--- start ---
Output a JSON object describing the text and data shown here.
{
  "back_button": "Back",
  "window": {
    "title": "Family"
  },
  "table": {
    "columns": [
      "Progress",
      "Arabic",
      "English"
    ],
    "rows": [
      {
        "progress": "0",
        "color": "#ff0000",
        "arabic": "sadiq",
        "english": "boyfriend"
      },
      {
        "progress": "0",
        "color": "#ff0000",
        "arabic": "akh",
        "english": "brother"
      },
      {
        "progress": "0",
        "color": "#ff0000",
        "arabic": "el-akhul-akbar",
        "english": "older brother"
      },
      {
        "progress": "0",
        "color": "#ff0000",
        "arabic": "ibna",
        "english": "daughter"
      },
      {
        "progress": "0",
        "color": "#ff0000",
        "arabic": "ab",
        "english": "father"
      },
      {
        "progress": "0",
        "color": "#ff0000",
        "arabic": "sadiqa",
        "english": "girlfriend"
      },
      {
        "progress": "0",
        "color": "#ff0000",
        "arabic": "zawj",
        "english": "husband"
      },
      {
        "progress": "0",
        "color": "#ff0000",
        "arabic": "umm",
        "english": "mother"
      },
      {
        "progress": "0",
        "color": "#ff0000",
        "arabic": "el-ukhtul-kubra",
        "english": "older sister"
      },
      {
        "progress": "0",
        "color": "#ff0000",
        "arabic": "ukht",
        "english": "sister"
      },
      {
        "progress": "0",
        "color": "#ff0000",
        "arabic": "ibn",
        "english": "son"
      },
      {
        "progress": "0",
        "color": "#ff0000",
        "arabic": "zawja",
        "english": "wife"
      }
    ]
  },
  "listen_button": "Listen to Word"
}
--- end ---
### SHORT EXERCISE
Search the preceding listing for the word "brother" and pull out every line that holds it.

### EXERCISE OUTPUT
        "english": "brother"
        "english": "older brother"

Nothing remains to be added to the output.